** TASK STATEMENT **
Your task is to repeat the lines below exactly, excluding any pictures they contain.

## Start STORED RECORDS

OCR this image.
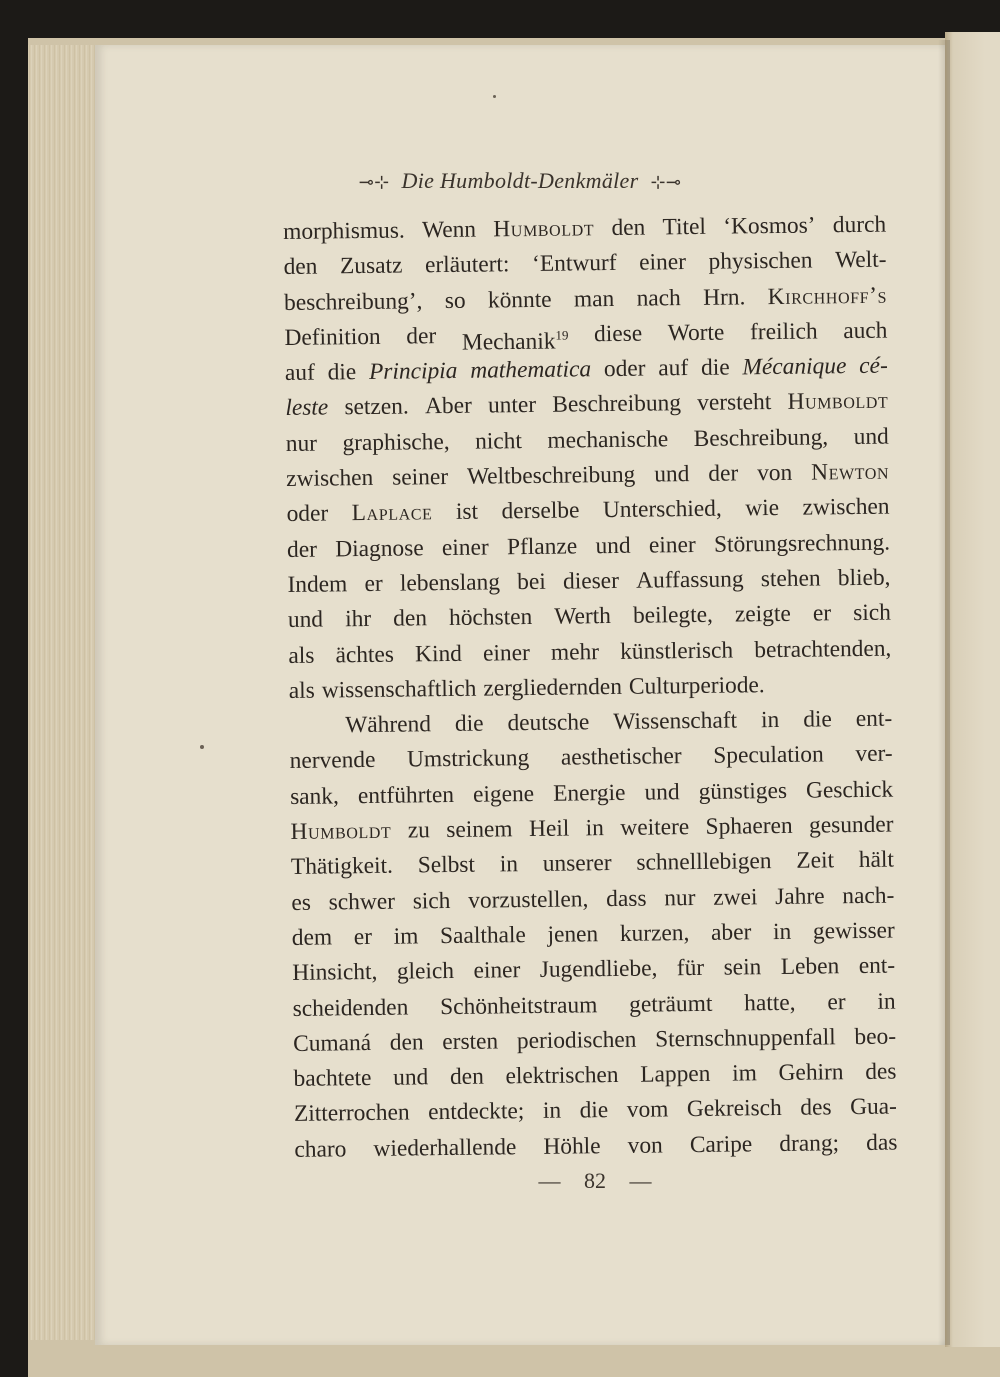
⊸⊹ Die Humboldt-Denkmäler ⊹⊸
morphismus. Wenn Humboldt den Titel ‘Kosmos’ durch
den Zusatz erläutert: ‘Entwurf einer physischen Welt-
beschreibung’, so könnte man nach Hrn. Kirchhoff’s
Definition der Mechanik$^{19}$ diese Worte freilich auch
auf die Principia mathematica oder auf die Mécanique cé-
leste setzen. Aber unter Beschreibung versteht Humboldt
nur graphische, nicht mechanische Beschreibung, und
zwischen seiner Weltbeschreibung und der von Newton
oder Laplace ist derselbe Unterschied, wie zwischen
der Diagnose einer Pflanze und einer Störungsrechnung.
Indem er lebenslang bei dieser Auffassung stehen blieb,
und ihr den höchsten Werth beilegte, zeigte er sich
als ächtes Kind einer mehr künstlerisch betrachtenden,
als wissenschaftlich zergliedernden Culturperiode.
Während die deutsche Wissenschaft in die ent-
nervende Umstrickung aesthetischer Speculation ver-
sank, entführten eigene Energie und günstiges Geschick
Humboldt zu seinem Heil in weitere Sphaeren gesunder
Thätigkeit. Selbst in unserer schnelllebigen Zeit hält
es schwer sich vorzustellen, dass nur zwei Jahre nach-
dem er im Saalthale jenen kurzen, aber in gewisser
Hinsicht, gleich einer Jugendliebe, für sein Leben ent-
scheidenden Schönheitstraum geträumt hatte, er in
Cumaná den ersten periodischen Sternschnuppenfall beo-
bachtete und den elektrischen Lappen im Gehirn des
Zitterrochen entdeckte; in die vom Gekreisch des Gua-
charo wiederhallende Höhle von Caripe drang; das
— 82 —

## End STORED RECORDS

** OUTPUT **
OCR this image.
⊸⊹ Die Humboldt-Denkmäler ⊹⊸
morphismus. Wenn Humboldt den Titel ‘Kosmos’ durch
den Zusatz erläutert: ‘Entwurf einer physischen Welt-
beschreibung’, so könnte man nach Hrn. Kirchhoff’s
Definition der Mechanik$^{19}$ diese Worte freilich auch
auf die Principia mathematica oder auf die Mécanique cé-
leste setzen. Aber unter Beschreibung versteht Humboldt
nur graphische, nicht mechanische Beschreibung, und
zwischen seiner Weltbeschreibung und der von Newton
oder Laplace ist derselbe Unterschied, wie zwischen
der Diagnose einer Pflanze und einer Störungsrechnung.
Indem er lebenslang bei dieser Auffassung stehen blieb,
und ihr den höchsten Werth beilegte, zeigte er sich
als ächtes Kind einer mehr künstlerisch betrachtenden,
als wissenschaftlich zergliedernden Culturperiode.
Während die deutsche Wissenschaft in die ent-
nervende Umstrickung aesthetischer Speculation ver-
sank, entführten eigene Energie und günstiges Geschick
Humboldt zu seinem Heil in weitere Sphaeren gesunder
Thätigkeit. Selbst in unserer schnelllebigen Zeit hält
es schwer sich vorzustellen, dass nur zwei Jahre nach-
dem er im Saalthale jenen kurzen, aber in gewisser
Hinsicht, gleich einer Jugendliebe, für sein Leben ent-
scheidenden Schönheitstraum geträumt hatte, er in
Cumaná den ersten periodischen Sternschnuppenfall beo-
bachtete und den elektrischen Lappen im Gehirn des
Zitterrochen entdeckte; in die vom Gekreisch des Gua-
charo wiederhallende Höhle von Caripe drang; das
— 82 —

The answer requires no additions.